# Task to carry out
Write out all the data again, exactly as it stands.

(Data entries)
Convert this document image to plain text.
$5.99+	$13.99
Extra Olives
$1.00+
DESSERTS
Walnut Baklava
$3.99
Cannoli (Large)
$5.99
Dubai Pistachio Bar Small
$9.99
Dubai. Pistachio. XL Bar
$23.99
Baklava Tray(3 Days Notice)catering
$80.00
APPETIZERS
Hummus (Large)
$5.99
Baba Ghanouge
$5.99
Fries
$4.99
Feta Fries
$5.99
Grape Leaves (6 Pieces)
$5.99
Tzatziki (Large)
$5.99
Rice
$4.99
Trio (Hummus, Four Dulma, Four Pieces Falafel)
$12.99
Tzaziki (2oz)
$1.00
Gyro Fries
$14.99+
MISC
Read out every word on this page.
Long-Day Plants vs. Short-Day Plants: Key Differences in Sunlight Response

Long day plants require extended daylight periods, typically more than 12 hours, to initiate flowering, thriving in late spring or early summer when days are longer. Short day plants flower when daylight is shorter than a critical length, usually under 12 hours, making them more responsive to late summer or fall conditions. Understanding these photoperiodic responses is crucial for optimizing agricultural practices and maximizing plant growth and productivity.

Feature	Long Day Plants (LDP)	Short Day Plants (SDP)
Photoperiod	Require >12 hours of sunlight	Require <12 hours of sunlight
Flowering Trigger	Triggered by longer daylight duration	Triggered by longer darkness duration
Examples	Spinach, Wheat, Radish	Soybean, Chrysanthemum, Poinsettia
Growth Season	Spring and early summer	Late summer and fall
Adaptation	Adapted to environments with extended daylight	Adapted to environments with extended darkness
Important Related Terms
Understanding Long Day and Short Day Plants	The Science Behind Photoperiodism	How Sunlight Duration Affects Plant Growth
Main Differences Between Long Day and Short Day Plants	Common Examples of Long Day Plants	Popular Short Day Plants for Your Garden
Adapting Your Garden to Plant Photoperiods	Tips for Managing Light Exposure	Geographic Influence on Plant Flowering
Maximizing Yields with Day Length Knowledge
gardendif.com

# Response
Convert this document image to plain text.
$5.99+	$13.99
Extra Olives
$1.00+
DESSERTS
Walnut Baklava
$3.99
Cannoli (Large)
$5.99
Dubai Pistachio Bar Small
$9.99
Dubai. Pistachio. XL Bar
$23.99
Baklava Tray(3 Days Notice)catering
$80.00
APPETIZERS
Hummus (Large)
$5.99
Baba Ghanouge
$5.99
Fries
$4.99
Feta Fries
$5.99
Grape Leaves (6 Pieces)
$5.99
Tzatziki (Large)
$5.99
Rice
$4.99
Trio (Hummus, Four Dulma, Four Pieces Falafel)
$12.99
Tzaziki (2oz)
$1.00
Gyro Fries
$14.99+
MISC
Read out every word on this page.
Long-Day Plants vs. Short-Day Plants: Key Differences in Sunlight Response

Long day plants require extended daylight periods, typically more than 12 hours, to initiate flowering, thriving in late spring or early summer when days are longer. Short day plants flower when daylight is shorter than a critical length, usually under 12 hours, making them more responsive to late summer or fall conditions. Understanding these photoperiodic responses is crucial for optimizing agricultural practices and maximizing plant growth and productivity.

Feature	Long Day Plants (LDP)	Short Day Plants (SDP)
Photoperiod	Require >12 hours of sunlight	Require <12 hours of sunlight
Flowering Trigger	Triggered by longer daylight duration	Triggered by longer darkness duration
Examples	Spinach, Wheat, Radish	Soybean, Chrysanthemum, Poinsettia
Growth Season	Spring and early summer	Late summer and fall
Adaptation	Adapted to environments with extended daylight	Adapted to environments with extended darkness
Important Related Terms
Understanding Long Day and Short Day Plants	The Science Behind Photoperiodism	How Sunlight Duration Affects Plant Growth
Main Differences Between Long Day and Short Day Plants	Common Examples of Long Day Plants	Popular Short Day Plants for Your Garden
Adapting Your Garden to Plant Photoperiods	Tips for Managing Light Exposure	Geographic Influence on Plant Flowering
Maximizing Yields with Day Length Knowledge
gardendif.com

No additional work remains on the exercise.